Task statement: Transcribe everything in the data word for word. Pictures are left out.

Entries provided:
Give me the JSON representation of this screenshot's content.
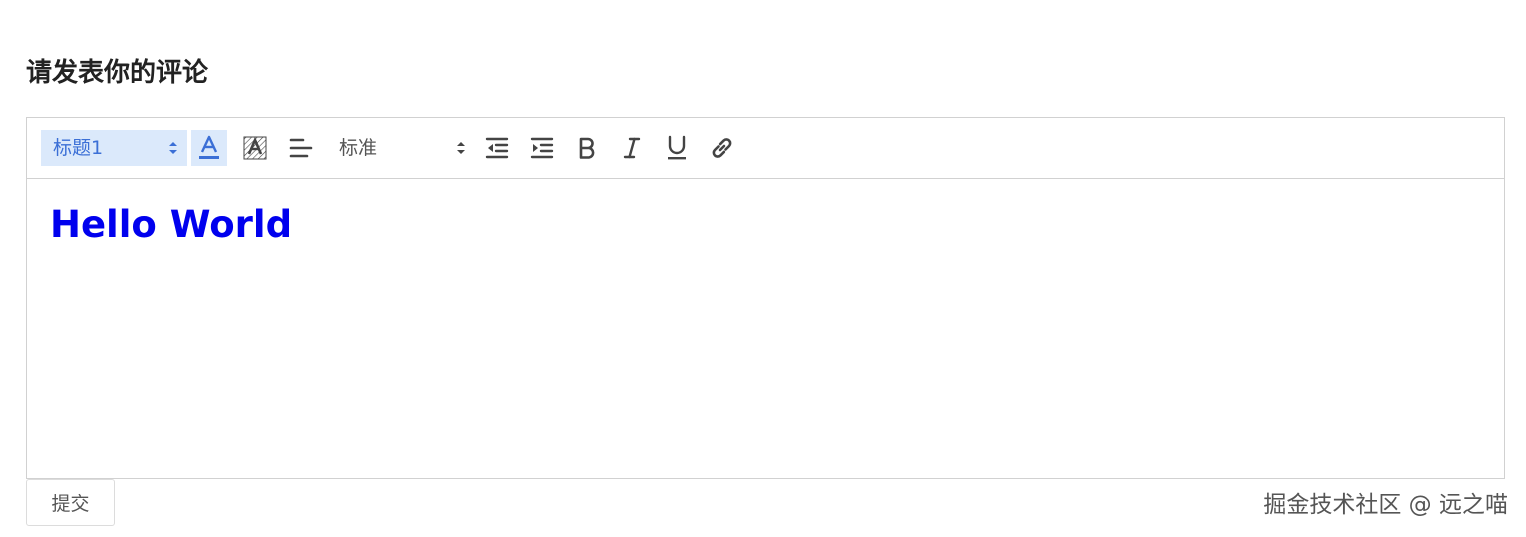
{
  "page": {
    "title": "请发表你的评论",
    "submit_label": "提交",
    "watermark": "掘金技术社区 @ 远之喵"
  },
  "toolbar": {
    "header_select": {
      "value": "标题1"
    },
    "size_select": {
      "value": "标准"
    },
    "icons": {
      "text_color": "text-color-icon",
      "background_color": "background-color-icon",
      "align": "align-left-icon",
      "indent_decrease": "outdent-icon",
      "indent_increase": "indent-icon",
      "bold": "bold-icon",
      "italic": "italic-icon",
      "underline": "underline-icon",
      "link": "link-icon"
    }
  },
  "editor": {
    "content_heading": "Hello World"
  },
  "colors": {
    "active_bg": "#dbe9fb",
    "active_text": "#3b6fd6",
    "heading_text": "#0000ee",
    "icon": "#444444"
  }
}
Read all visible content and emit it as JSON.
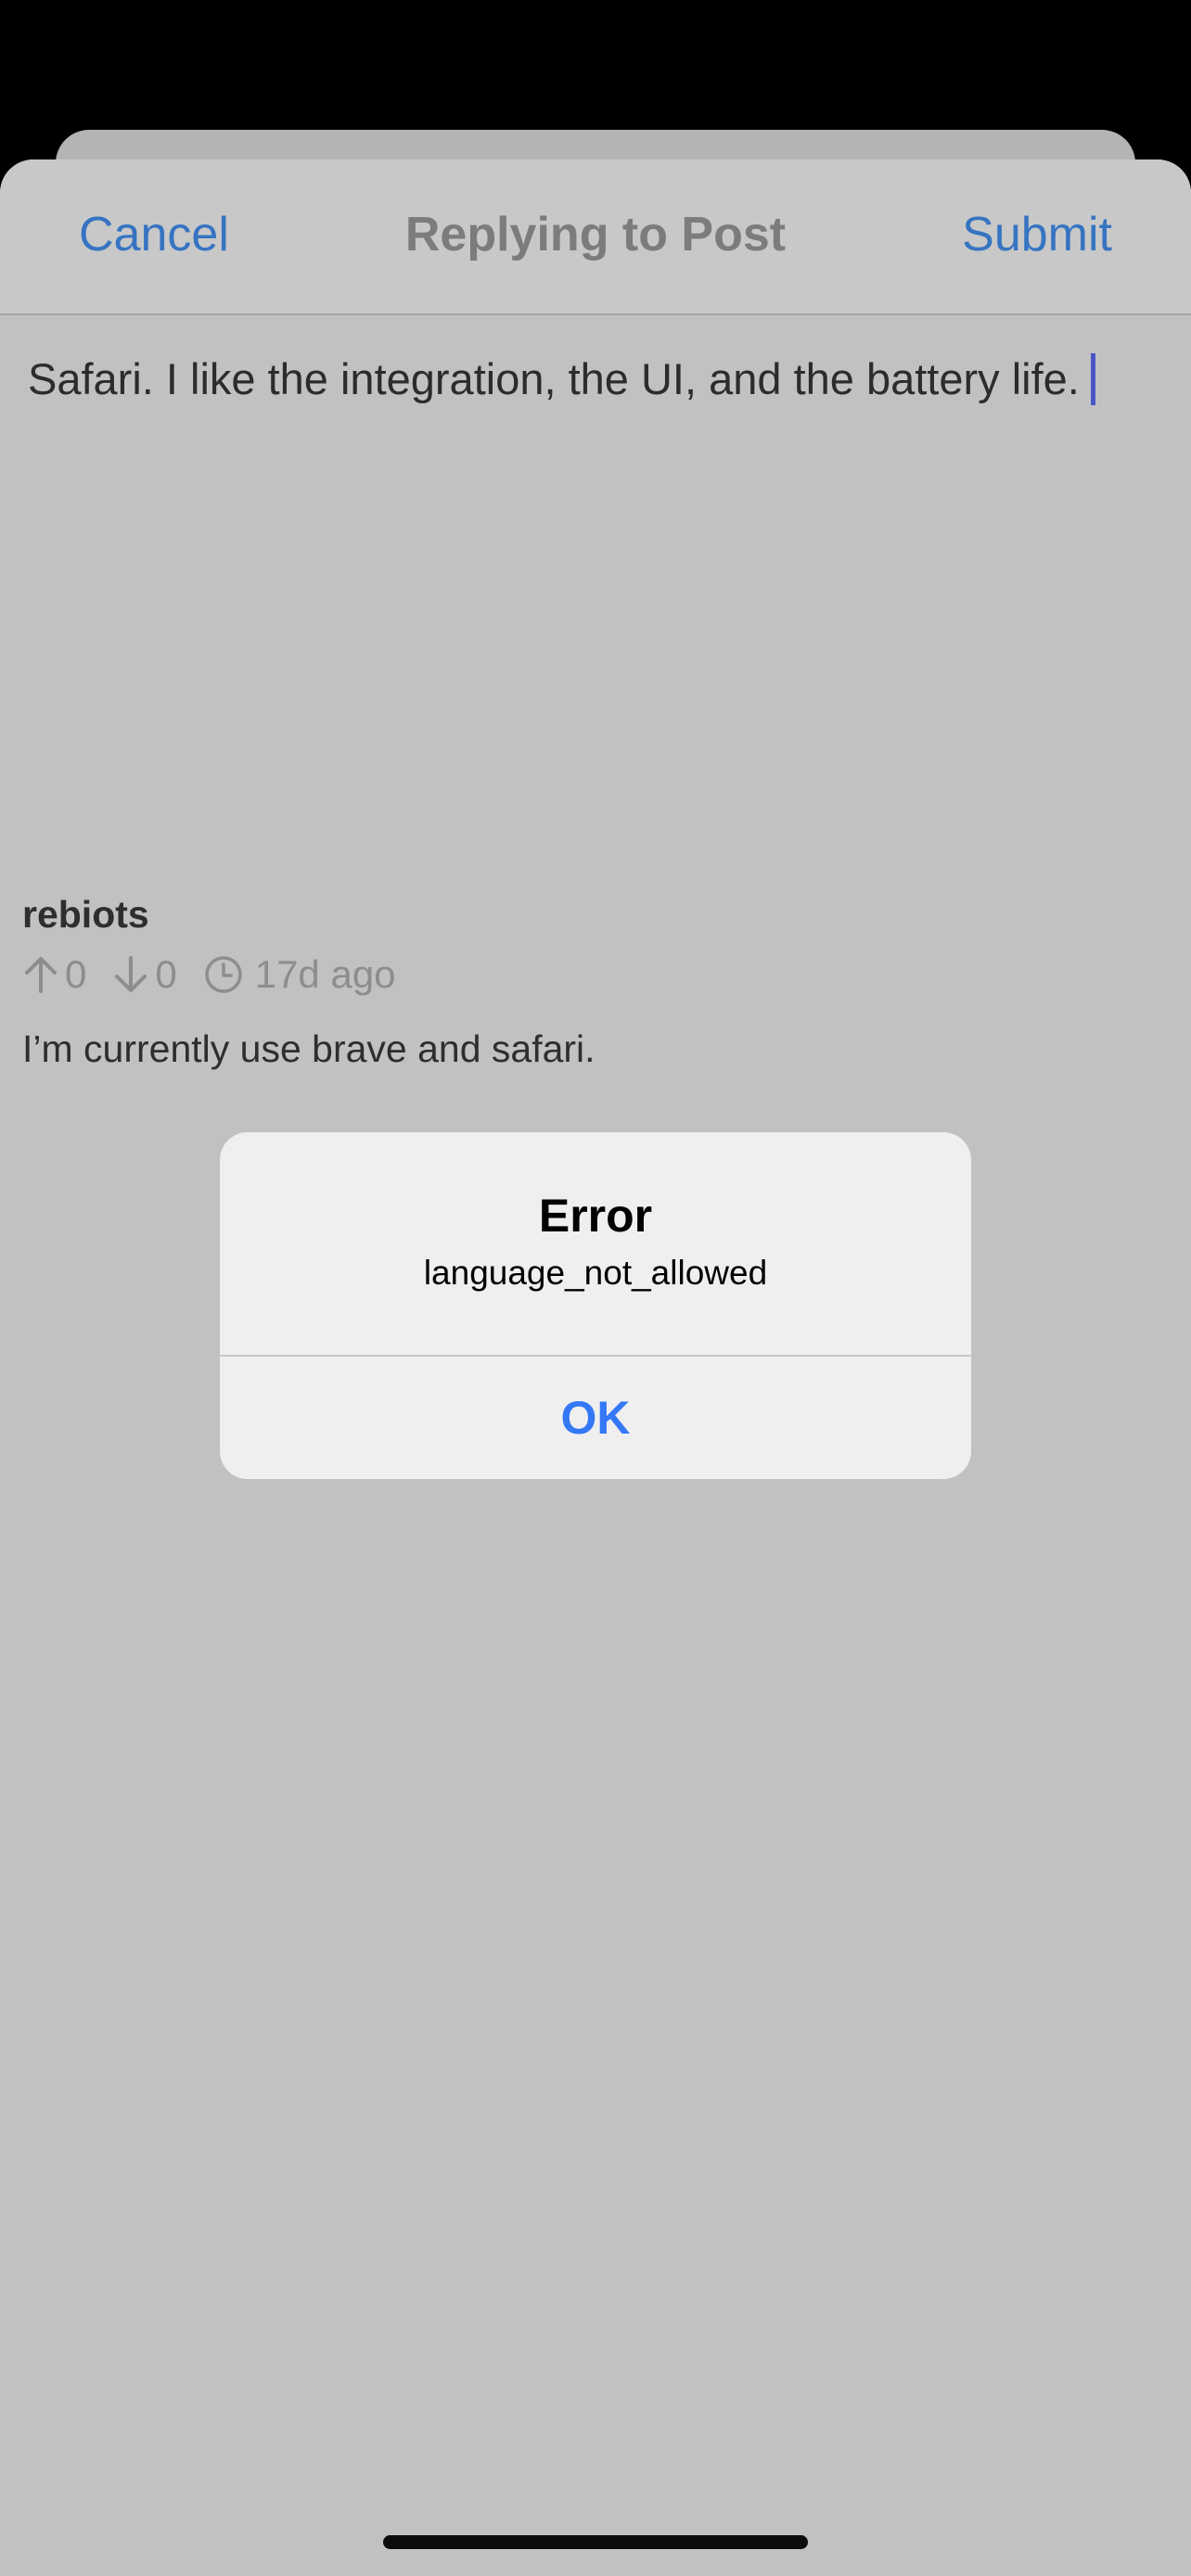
{
  "nav": {
    "cancel_label": "Cancel",
    "title": "Replying to Post",
    "submit_label": "Submit"
  },
  "editor": {
    "text": "Safari. I like the integration, the UI, and the battery life."
  },
  "comment": {
    "author": "rebiots",
    "upvotes": "0",
    "downvotes": "0",
    "age": "17d ago",
    "body": "I’m currently use brave and safari."
  },
  "alert": {
    "title": "Error",
    "message": "language_not_allowed",
    "ok_label": "OK"
  },
  "colors": {
    "accent": "#3674c2",
    "alert_button": "#3478f6",
    "caret": "#4a55c8",
    "overlay_background": "#c1c1c1"
  },
  "icons": {
    "upvote": "arrow-up-icon",
    "downvote": "arrow-down-icon",
    "time": "clock-icon"
  }
}
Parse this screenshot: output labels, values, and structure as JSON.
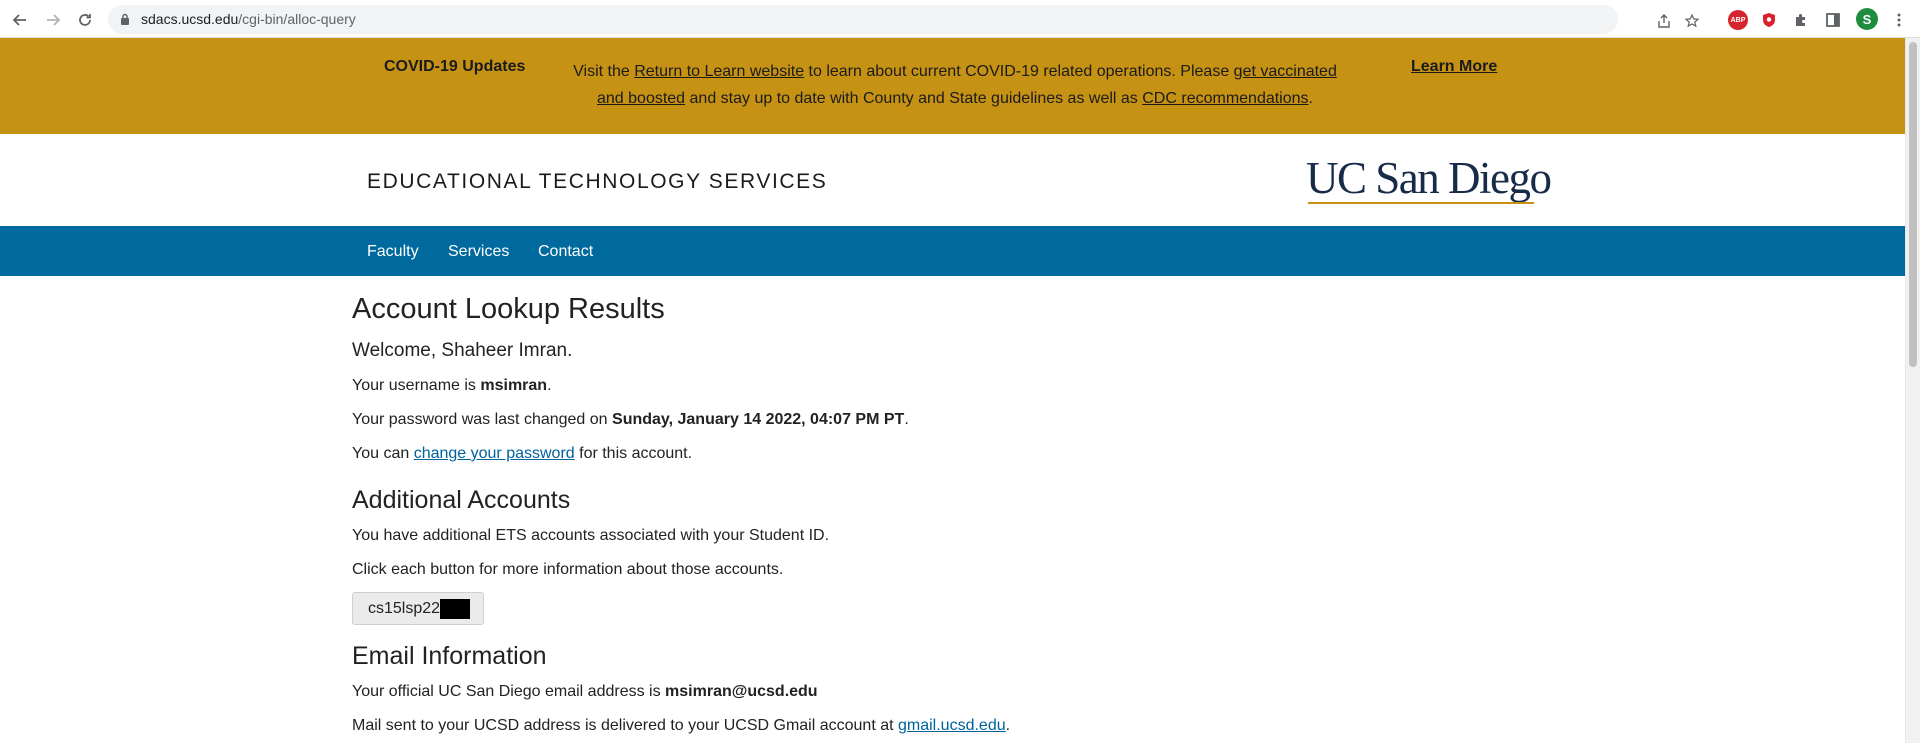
{
  "browser": {
    "url_host": "sdacs.ucsd.edu",
    "url_path": "/cgi-bin/alloc-query",
    "profile_initial": "S",
    "abp_label": "ABP"
  },
  "banner": {
    "title": "COVID-19 Updates",
    "msg_1": "Visit the ",
    "link_return": "Return to Learn website",
    "msg_2": " to learn about current COVID-19 related operations. Please ",
    "link_vaccinated": "get vaccinated and boosted",
    "msg_3": " and stay up to date with County and State guidelines as well as ",
    "link_cdc": "CDC recommendations",
    "msg_4": ".",
    "learn_more": "Learn More"
  },
  "header": {
    "site_title": "EDUCATIONAL TECHNOLOGY SERVICES",
    "logo_text": "UC San Diego"
  },
  "nav": {
    "items": [
      "Faculty",
      "Services",
      "Contact"
    ]
  },
  "account": {
    "heading": "Account Lookup Results",
    "welcome": "Welcome, Shaheer Imran.",
    "username_prefix": "Your username is ",
    "username": "msimran",
    "username_suffix": ".",
    "pw_prefix": "Your password was last changed on ",
    "pw_date": "Sunday, January 14 2022, 04:07 PM PT",
    "pw_suffix": ".",
    "change_prefix": "You can ",
    "change_link": "change your password",
    "change_suffix": " for this account."
  },
  "additional": {
    "heading": "Additional Accounts",
    "line1": "You have additional ETS accounts associated with your Student ID.",
    "line2": "Click each button for more information about those accounts.",
    "button_label": "cs15lsp22"
  },
  "email": {
    "heading": "Email Information",
    "addr_prefix": "Your official UC San Diego email address is ",
    "address": "msimran@ucsd.edu",
    "gmail_prefix": "Mail sent to your UCSD address is delivered to your UCSD Gmail account at ",
    "gmail_link": "gmail.ucsd.edu",
    "gmail_suffix": "."
  },
  "colors": {
    "banner_bg": "#c69214",
    "nav_bg": "#006a9e",
    "link": "#00629b",
    "logo_navy": "#182b49"
  }
}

Exercise response:
Give me the JSON representation of this screenshot's content.
{
  "page": {
    "title": "请发表你的评论",
    "submit_label": "提交",
    "watermark": "掘金技术社区 @ 远之喵"
  },
  "toolbar": {
    "header_select": {
      "value": "标题1"
    },
    "size_select": {
      "value": "标准"
    },
    "icons": {
      "text_color": "text-color-icon",
      "background_color": "background-color-icon",
      "align": "align-left-icon",
      "indent_decrease": "outdent-icon",
      "indent_increase": "indent-icon",
      "bold": "bold-icon",
      "italic": "italic-icon",
      "underline": "underline-icon",
      "link": "link-icon"
    }
  },
  "editor": {
    "content_heading": "Hello World"
  },
  "colors": {
    "active_bg": "#dbe9fb",
    "active_text": "#3b6fd6",
    "heading_text": "#0000ee",
    "icon": "#444444"
  }
}
Read all visible content and emit it as JSON.
{
  "nav": {
    "cancel_label": "Cancel",
    "title": "Replying to Post",
    "submit_label": "Submit"
  },
  "editor": {
    "text": "Safari. I like the integration, the UI, and the battery life."
  },
  "comment": {
    "author": "rebiots",
    "upvotes": "0",
    "downvotes": "0",
    "age": "17d ago",
    "body": "I’m currently use brave and safari."
  },
  "alert": {
    "title": "Error",
    "message": "language_not_allowed",
    "ok_label": "OK"
  },
  "colors": {
    "accent": "#3674c2",
    "alert_button": "#3478f6",
    "caret": "#4a55c8",
    "overlay_background": "#c1c1c1"
  },
  "icons": {
    "upvote": "arrow-up-icon",
    "downvote": "arrow-down-icon",
    "time": "clock-icon"
  }
}
Parse this screenshot: output labels, values, and structure as JSON.
{
  "browser": {
    "url_host": "sdacs.ucsd.edu",
    "url_path": "/cgi-bin/alloc-query",
    "profile_initial": "S",
    "abp_label": "ABP"
  },
  "banner": {
    "title": "COVID-19 Updates",
    "msg_1": "Visit the ",
    "link_return": "Return to Learn website",
    "msg_2": " to learn about current COVID-19 related operations. Please ",
    "link_vaccinated": "get vaccinated and boosted",
    "msg_3": " and stay up to date with County and State guidelines as well as ",
    "link_cdc": "CDC recommendations",
    "msg_4": ".",
    "learn_more": "Learn More"
  },
  "header": {
    "site_title": "EDUCATIONAL TECHNOLOGY SERVICES",
    "logo_text": "UC San Diego"
  },
  "nav": {
    "items": [
      "Faculty",
      "Services",
      "Contact"
    ]
  },
  "account": {
    "heading": "Account Lookup Results",
    "welcome": "Welcome, Shaheer Imran.",
    "username_prefix": "Your username is ",
    "username": "msimran",
    "username_suffix": ".",
    "pw_prefix": "Your password was last changed on ",
    "pw_date": "Sunday, January 14 2022, 04:07 PM PT",
    "pw_suffix": ".",
    "change_prefix": "You can ",
    "change_link": "change your password",
    "change_suffix": " for this account."
  },
  "additional": {
    "heading": "Additional Accounts",
    "line1": "You have additional ETS accounts associated with your Student ID.",
    "line2": "Click each button for more information about those accounts.",
    "button_label": "cs15lsp22"
  },
  "email": {
    "heading": "Email Information",
    "addr_prefix": "Your official UC San Diego email address is ",
    "address": "msimran@ucsd.edu",
    "gmail_prefix": "Mail sent to your UCSD address is delivered to your UCSD Gmail account at ",
    "gmail_link": "gmail.ucsd.edu",
    "gmail_suffix": "."
  },
  "colors": {
    "banner_bg": "#c69214",
    "nav_bg": "#006a9e",
    "link": "#00629b",
    "logo_navy": "#182b49"
  }
}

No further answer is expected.